** Begin Data for processing **
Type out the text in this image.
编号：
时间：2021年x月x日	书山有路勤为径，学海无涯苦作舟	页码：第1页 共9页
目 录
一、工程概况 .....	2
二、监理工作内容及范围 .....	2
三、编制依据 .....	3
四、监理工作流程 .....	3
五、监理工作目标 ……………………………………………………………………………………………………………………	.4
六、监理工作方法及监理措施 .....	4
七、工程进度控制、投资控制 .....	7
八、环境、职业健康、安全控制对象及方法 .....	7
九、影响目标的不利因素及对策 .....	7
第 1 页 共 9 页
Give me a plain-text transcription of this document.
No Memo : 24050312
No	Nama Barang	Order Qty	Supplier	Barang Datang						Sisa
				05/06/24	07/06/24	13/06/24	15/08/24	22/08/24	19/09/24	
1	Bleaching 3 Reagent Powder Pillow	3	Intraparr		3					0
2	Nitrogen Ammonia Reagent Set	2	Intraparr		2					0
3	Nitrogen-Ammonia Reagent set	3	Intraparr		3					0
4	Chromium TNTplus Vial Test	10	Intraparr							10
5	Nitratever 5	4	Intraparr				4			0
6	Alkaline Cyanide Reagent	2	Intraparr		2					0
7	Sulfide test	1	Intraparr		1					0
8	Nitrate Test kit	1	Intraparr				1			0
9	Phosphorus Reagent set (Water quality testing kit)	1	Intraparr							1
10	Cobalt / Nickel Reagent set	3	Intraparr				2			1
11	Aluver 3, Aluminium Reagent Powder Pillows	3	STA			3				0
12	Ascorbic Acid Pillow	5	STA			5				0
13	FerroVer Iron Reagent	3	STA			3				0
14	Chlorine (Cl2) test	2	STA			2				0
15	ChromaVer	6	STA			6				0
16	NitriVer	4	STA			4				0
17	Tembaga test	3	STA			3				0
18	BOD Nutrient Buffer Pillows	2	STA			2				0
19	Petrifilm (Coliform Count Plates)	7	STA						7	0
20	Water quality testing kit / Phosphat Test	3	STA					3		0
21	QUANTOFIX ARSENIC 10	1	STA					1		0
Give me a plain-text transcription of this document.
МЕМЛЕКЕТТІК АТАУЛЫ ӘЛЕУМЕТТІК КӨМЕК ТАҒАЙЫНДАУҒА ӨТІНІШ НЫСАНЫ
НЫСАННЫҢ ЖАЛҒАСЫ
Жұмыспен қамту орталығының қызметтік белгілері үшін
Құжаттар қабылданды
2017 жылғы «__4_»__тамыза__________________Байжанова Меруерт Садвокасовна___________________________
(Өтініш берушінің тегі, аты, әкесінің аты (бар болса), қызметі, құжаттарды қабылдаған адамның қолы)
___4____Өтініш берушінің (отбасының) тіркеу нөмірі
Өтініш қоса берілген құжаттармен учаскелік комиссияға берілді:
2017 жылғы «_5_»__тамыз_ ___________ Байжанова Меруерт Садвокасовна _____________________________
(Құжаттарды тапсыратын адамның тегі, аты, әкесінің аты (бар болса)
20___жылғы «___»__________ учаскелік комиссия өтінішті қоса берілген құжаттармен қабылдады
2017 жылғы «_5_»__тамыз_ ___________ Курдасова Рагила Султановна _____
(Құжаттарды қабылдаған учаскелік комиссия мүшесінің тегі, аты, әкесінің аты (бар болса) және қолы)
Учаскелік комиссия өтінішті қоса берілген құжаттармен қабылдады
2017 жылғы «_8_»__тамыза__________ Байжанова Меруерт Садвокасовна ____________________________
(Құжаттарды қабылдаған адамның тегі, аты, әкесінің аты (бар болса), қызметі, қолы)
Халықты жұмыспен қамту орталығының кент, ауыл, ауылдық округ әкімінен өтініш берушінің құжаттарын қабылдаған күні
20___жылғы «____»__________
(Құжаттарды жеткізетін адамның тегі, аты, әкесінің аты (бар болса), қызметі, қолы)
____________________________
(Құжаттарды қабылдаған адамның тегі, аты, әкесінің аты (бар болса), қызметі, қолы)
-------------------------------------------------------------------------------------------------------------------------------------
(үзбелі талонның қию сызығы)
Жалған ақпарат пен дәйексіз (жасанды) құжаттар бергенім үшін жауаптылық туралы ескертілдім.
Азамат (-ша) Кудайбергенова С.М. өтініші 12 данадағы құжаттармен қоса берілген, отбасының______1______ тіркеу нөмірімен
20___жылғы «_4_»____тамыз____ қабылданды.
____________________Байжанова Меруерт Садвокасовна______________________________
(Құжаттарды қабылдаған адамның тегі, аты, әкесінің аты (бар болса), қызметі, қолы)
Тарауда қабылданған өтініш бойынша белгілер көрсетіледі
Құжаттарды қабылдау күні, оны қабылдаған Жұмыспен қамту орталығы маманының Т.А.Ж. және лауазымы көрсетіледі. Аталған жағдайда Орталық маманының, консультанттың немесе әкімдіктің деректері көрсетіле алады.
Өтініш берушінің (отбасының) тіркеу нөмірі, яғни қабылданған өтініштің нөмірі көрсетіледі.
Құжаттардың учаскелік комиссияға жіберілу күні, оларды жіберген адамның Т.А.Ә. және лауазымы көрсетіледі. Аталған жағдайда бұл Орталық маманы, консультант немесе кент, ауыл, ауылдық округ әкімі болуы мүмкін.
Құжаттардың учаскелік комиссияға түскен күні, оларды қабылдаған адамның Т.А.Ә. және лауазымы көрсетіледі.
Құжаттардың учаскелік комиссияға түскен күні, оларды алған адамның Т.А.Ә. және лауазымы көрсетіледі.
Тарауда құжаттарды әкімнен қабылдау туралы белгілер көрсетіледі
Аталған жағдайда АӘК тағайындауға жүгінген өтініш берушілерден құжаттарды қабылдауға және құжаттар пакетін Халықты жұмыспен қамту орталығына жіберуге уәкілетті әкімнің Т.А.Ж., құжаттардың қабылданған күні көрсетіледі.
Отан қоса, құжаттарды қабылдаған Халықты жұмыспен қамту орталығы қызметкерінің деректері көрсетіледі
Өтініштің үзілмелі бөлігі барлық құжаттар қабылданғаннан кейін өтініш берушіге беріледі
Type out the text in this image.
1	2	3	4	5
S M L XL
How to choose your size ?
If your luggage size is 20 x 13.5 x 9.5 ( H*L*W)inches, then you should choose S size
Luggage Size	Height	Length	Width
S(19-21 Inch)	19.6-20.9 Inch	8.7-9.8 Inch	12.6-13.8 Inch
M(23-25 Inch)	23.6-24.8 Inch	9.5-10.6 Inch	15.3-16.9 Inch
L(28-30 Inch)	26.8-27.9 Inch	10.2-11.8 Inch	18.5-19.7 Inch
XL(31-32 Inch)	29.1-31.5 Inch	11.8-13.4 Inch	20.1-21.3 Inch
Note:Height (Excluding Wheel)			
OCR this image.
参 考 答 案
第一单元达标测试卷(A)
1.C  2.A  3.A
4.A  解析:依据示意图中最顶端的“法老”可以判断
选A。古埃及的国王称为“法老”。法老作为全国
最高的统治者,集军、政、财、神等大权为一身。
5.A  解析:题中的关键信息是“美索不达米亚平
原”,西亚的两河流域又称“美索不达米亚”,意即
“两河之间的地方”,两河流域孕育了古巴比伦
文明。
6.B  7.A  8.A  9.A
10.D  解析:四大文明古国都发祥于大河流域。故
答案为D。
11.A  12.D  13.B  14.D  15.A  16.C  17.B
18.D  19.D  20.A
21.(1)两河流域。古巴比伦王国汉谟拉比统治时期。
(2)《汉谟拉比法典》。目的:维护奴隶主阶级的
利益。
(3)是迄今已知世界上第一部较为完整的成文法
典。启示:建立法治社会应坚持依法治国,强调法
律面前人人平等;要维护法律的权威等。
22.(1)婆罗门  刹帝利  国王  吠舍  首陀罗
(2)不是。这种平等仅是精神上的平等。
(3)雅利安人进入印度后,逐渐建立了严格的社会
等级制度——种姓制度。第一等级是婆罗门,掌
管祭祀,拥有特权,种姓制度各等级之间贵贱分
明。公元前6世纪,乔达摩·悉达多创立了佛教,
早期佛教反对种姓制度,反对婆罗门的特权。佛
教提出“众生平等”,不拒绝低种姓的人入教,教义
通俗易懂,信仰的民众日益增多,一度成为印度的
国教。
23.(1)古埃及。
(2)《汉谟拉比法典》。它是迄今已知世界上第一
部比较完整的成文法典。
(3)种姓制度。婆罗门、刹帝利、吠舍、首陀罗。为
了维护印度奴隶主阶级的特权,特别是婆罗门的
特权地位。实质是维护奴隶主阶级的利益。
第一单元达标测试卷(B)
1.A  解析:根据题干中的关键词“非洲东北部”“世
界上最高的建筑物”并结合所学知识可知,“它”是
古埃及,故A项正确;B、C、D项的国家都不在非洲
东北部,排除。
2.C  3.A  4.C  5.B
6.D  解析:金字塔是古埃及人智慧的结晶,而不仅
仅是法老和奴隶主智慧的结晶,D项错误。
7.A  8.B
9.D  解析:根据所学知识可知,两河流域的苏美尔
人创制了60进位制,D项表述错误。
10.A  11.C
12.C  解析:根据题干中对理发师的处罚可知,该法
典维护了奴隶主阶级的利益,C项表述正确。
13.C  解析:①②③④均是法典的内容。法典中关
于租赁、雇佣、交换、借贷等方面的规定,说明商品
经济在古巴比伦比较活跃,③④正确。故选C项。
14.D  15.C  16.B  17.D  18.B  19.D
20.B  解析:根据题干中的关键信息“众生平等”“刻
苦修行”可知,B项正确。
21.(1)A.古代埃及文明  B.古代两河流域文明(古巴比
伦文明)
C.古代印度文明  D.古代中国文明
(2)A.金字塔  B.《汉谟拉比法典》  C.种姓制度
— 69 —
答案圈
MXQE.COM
** End Data for processing **
Find the lines holding "берілген" and list every one.

Өтініш қоса берілген құжаттармен учаскелік комиссияға берілді:
20___жылғы «___»__________ учаскелік комиссия өтінішті қоса берілген құжаттармен қабылдады
Учаскелік комиссия өтінішті қоса берілген құжаттармен қабылдады
Азамат (-ша) Кудайбергенова С.М. өтініші 12 данадағы құжаттармен қоса берілген, отбасының______1______ тіркеу нөмірімен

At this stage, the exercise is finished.